• TASK BRIEF: Return each line containing the string "What".

• DATA SHOWN:

begin

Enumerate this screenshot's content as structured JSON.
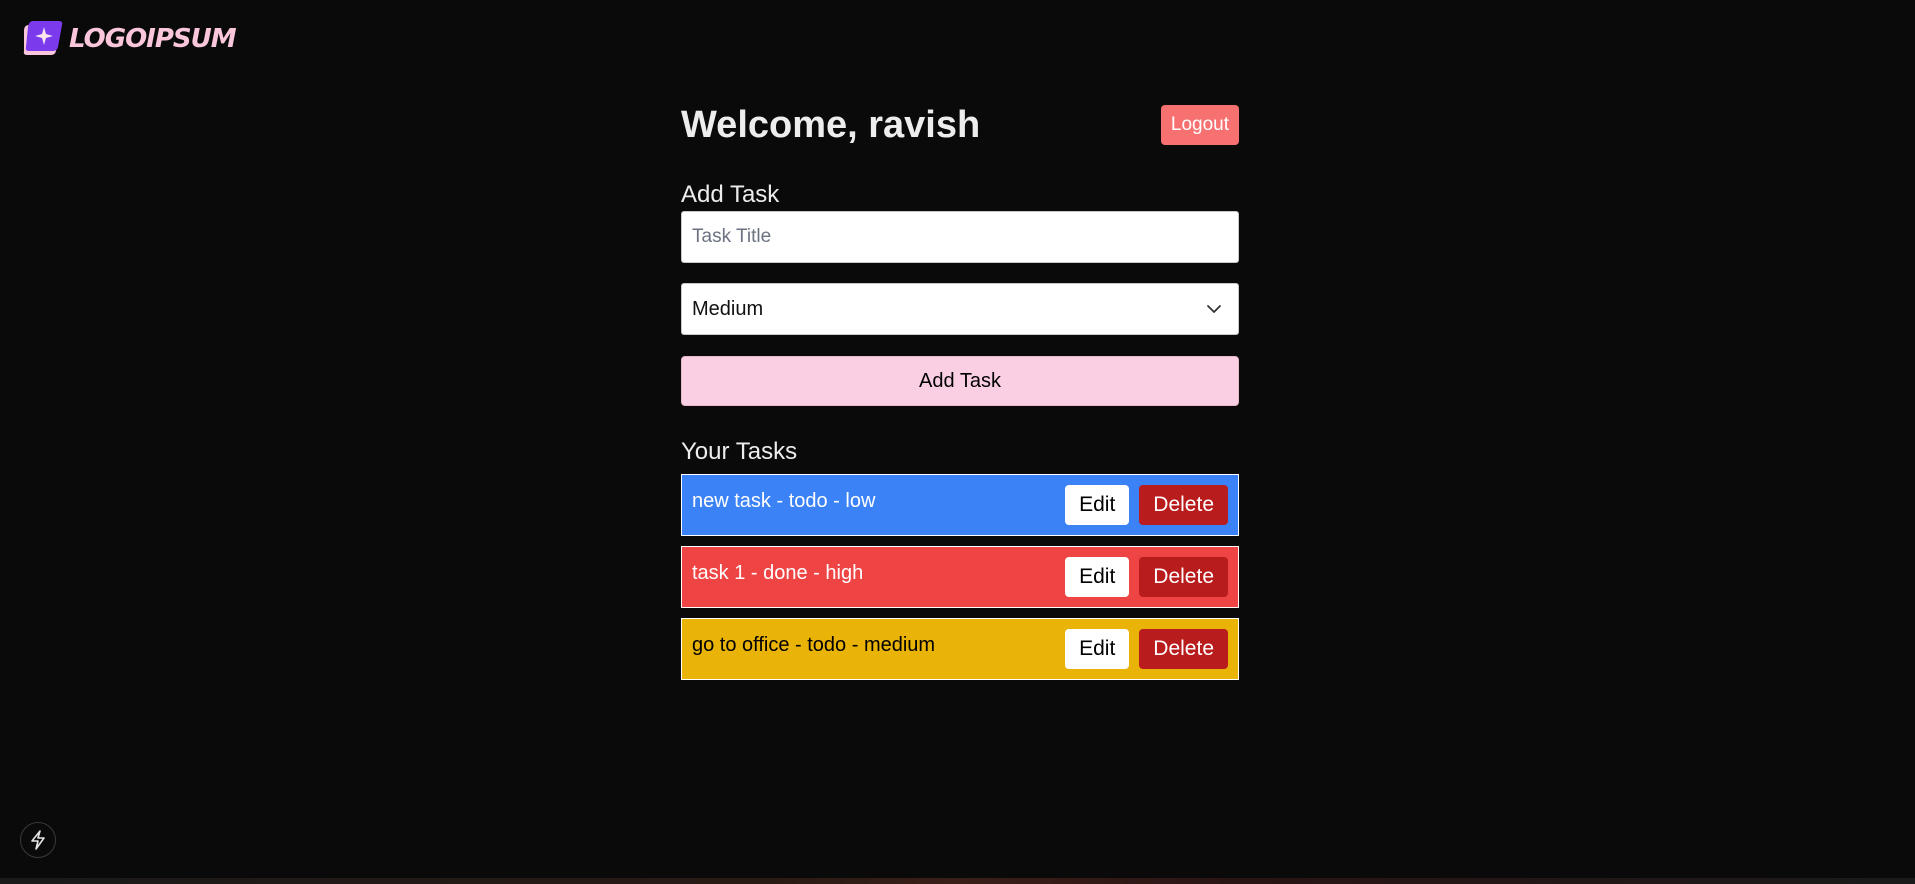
{
  "brand": {
    "logo_text": "LOGOIPSUM",
    "accent": "#f9c6dc",
    "mark_color": "#7c3aed"
  },
  "header": {
    "welcome": "Welcome, ravish",
    "logout_label": "Logout"
  },
  "add_task": {
    "heading": "Add Task",
    "title_placeholder": "Task Title",
    "title_value": "",
    "priority_selected": "Medium",
    "submit_label": "Add Task"
  },
  "tasks_section": {
    "heading": "Your Tasks",
    "edit_label": "Edit",
    "delete_label": "Delete",
    "items": [
      {
        "label": "new task - todo - low",
        "bg": "#3b82f6",
        "text_color": "#ffffff"
      },
      {
        "label": "task 1 - done - high",
        "bg": "#ef4444",
        "text_color": "#ffffff"
      },
      {
        "label": "go to office - todo - medium",
        "bg": "#eab308",
        "text_color": "#000000"
      }
    ]
  },
  "colors": {
    "background": "#0a0a0a",
    "logout": "#f87171",
    "add_button": "#fbcfe3",
    "delete_button": "#b91c1c"
  },
  "icons": {
    "dev_indicator": "lightning-bolt-icon",
    "select_chevron": "chevron-down-icon"
  }
}
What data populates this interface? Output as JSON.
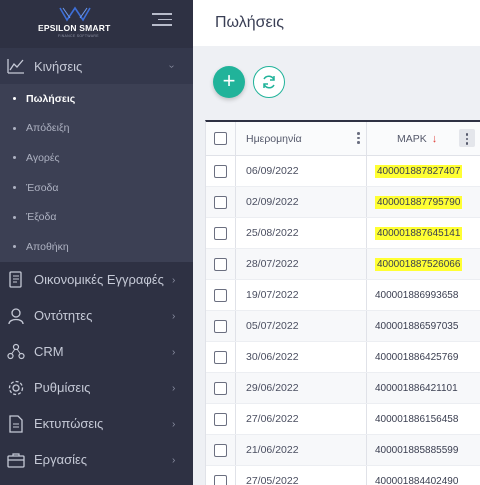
{
  "brand": {
    "name": "EPSILON SMART",
    "sub": "FINANCE SOFTWARE"
  },
  "nav": {
    "kiniseis": "Κινήσεις",
    "sub_items": [
      "Πωλήσεις",
      "Απόδειξη",
      "Αγορές",
      "Έσοδα",
      "Έξοδα",
      "Αποθήκη"
    ],
    "oikonomikes": "Οικονομικές Εγγραφές",
    "ontotites": "Οντότητες",
    "crm": "CRM",
    "rythmiseis": "Ρυθμίσεις",
    "ektyposeis": "Εκτυπώσεις",
    "ergasies": "Εργασίες"
  },
  "page": {
    "title": "Πωλήσεις"
  },
  "toolbar": {
    "add_label": "+"
  },
  "grid": {
    "col_date": "Ημερομηνία",
    "col_mark": "ΜΑΡΚ",
    "sort_arrow": "↓",
    "rows": [
      {
        "date": "06/09/2022",
        "mark": "400001887827407",
        "highlight": true
      },
      {
        "date": "02/09/2022",
        "mark": "400001887795790",
        "highlight": true
      },
      {
        "date": "25/08/2022",
        "mark": "400001887645141",
        "highlight": true
      },
      {
        "date": "28/07/2022",
        "mark": "400001887526066",
        "highlight": true
      },
      {
        "date": "19/07/2022",
        "mark": "400001886993658",
        "highlight": false
      },
      {
        "date": "05/07/2022",
        "mark": "400001886597035",
        "highlight": false
      },
      {
        "date": "30/06/2022",
        "mark": "400001886425769",
        "highlight": false
      },
      {
        "date": "29/06/2022",
        "mark": "400001886421101",
        "highlight": false
      },
      {
        "date": "27/06/2022",
        "mark": "400001886156458",
        "highlight": false
      },
      {
        "date": "21/06/2022",
        "mark": "400001885885599",
        "highlight": false
      },
      {
        "date": "27/05/2022",
        "mark": "400001884402490",
        "highlight": false
      }
    ]
  },
  "colors": {
    "sidebar": "#2e3143",
    "accent": "#21b39a",
    "highlight": "#ffff33"
  }
}
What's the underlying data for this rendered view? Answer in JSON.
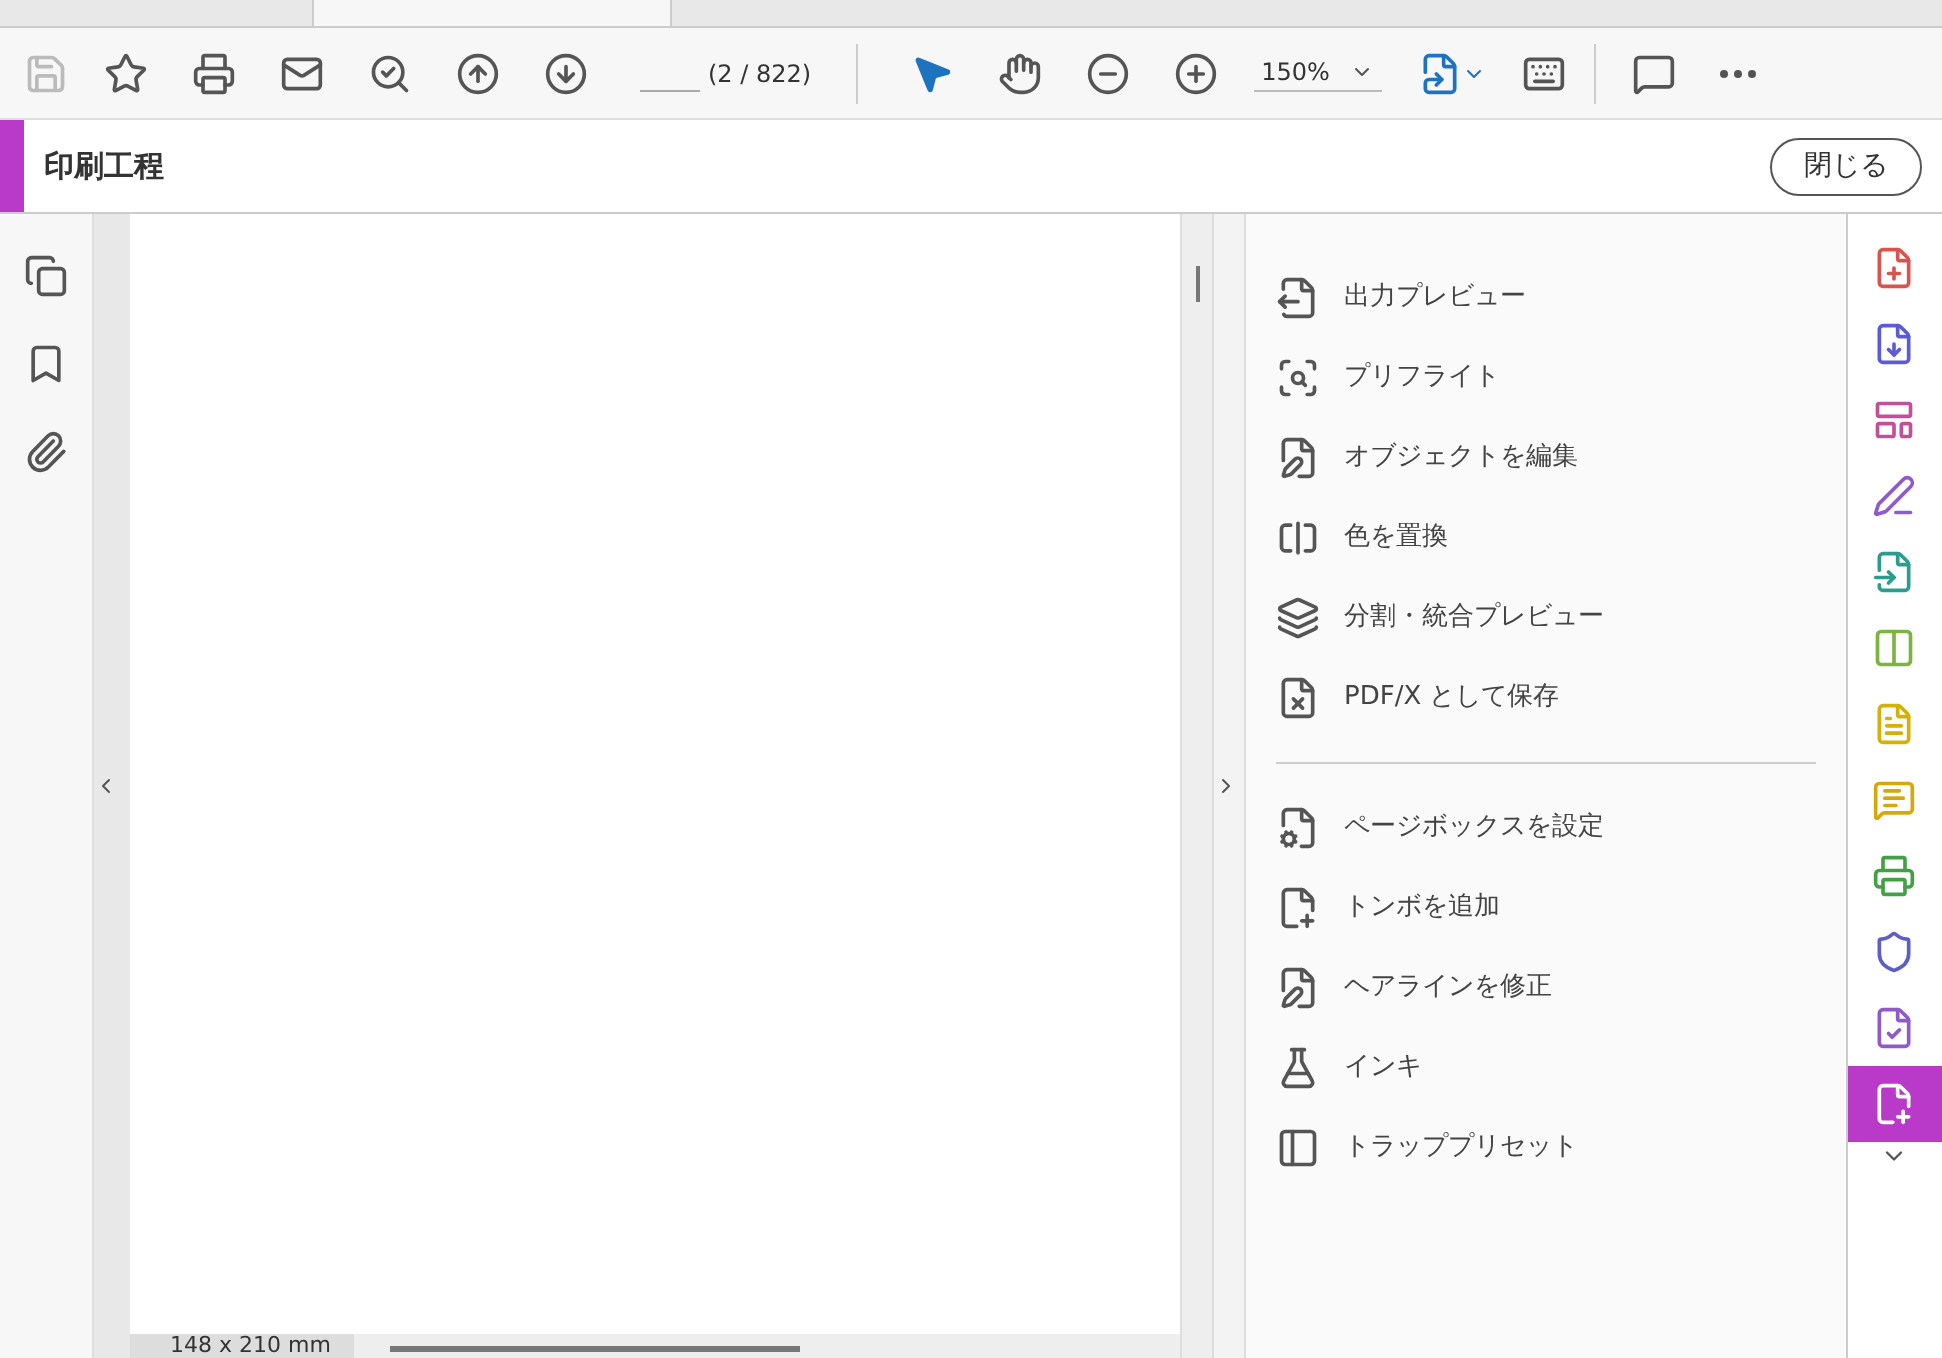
{
  "toolbar": {
    "page_count": "(2 / 822)",
    "zoom": "150%",
    "tools": [
      {
        "kind": "select",
        "selected": true
      },
      {
        "kind": "hand",
        "selected": false
      }
    ]
  },
  "header": {
    "title": "印刷工程",
    "close_button": "閉じる"
  },
  "document": {
    "page_size": "148 x 210 mm"
  },
  "tools_panel": {
    "groups": [
      {
        "items": [
          {
            "kind": "output",
            "label": "出力プレビュー"
          },
          {
            "kind": "preflight",
            "label": "プリフライト"
          },
          {
            "kind": "edit",
            "label": "オブジェクトを編集"
          },
          {
            "kind": "color",
            "label": "色を置換"
          },
          {
            "kind": "flatten",
            "label": "分割・統合プレビュー"
          },
          {
            "kind": "pdfx",
            "label": "PDF/X として保存"
          }
        ]
      },
      {
        "items": [
          {
            "kind": "pagebox",
            "label": "ページボックスを設定"
          },
          {
            "kind": "marks",
            "label": "トンボを追加"
          },
          {
            "kind": "hairline",
            "label": "ヘアラインを修正"
          },
          {
            "kind": "ink",
            "label": "インキ"
          },
          {
            "kind": "trap",
            "label": "トラッププリセット"
          }
        ]
      }
    ]
  },
  "right_rail": {
    "items": [
      {
        "kind": "create",
        "color": "#d9534f",
        "selected": false
      },
      {
        "kind": "export",
        "color": "#5b5bd6",
        "selected": false
      },
      {
        "kind": "organize",
        "color": "#c0509a",
        "selected": false
      },
      {
        "kind": "sign",
        "color": "#8e5bc8",
        "selected": false
      },
      {
        "kind": "send",
        "color": "#2a9d8f",
        "selected": false
      },
      {
        "kind": "compare",
        "color": "#7cb342",
        "selected": false
      },
      {
        "kind": "comment-doc",
        "color": "#d4b106",
        "selected": false
      },
      {
        "kind": "comment",
        "color": "#d4a90a",
        "selected": false
      },
      {
        "kind": "print",
        "color": "#43a047",
        "selected": false
      },
      {
        "kind": "protect",
        "color": "#5c5fc7",
        "selected": false
      },
      {
        "kind": "form",
        "color": "#8e5bc8",
        "selected": false
      },
      {
        "kind": "production",
        "color": "#ffffff",
        "selected": true
      }
    ]
  }
}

end

• ANSWER TO THIS PROBLEM:
What data populates this interface? Output as JSON.
What's the underlying data for this rendered view? Answer in JSON.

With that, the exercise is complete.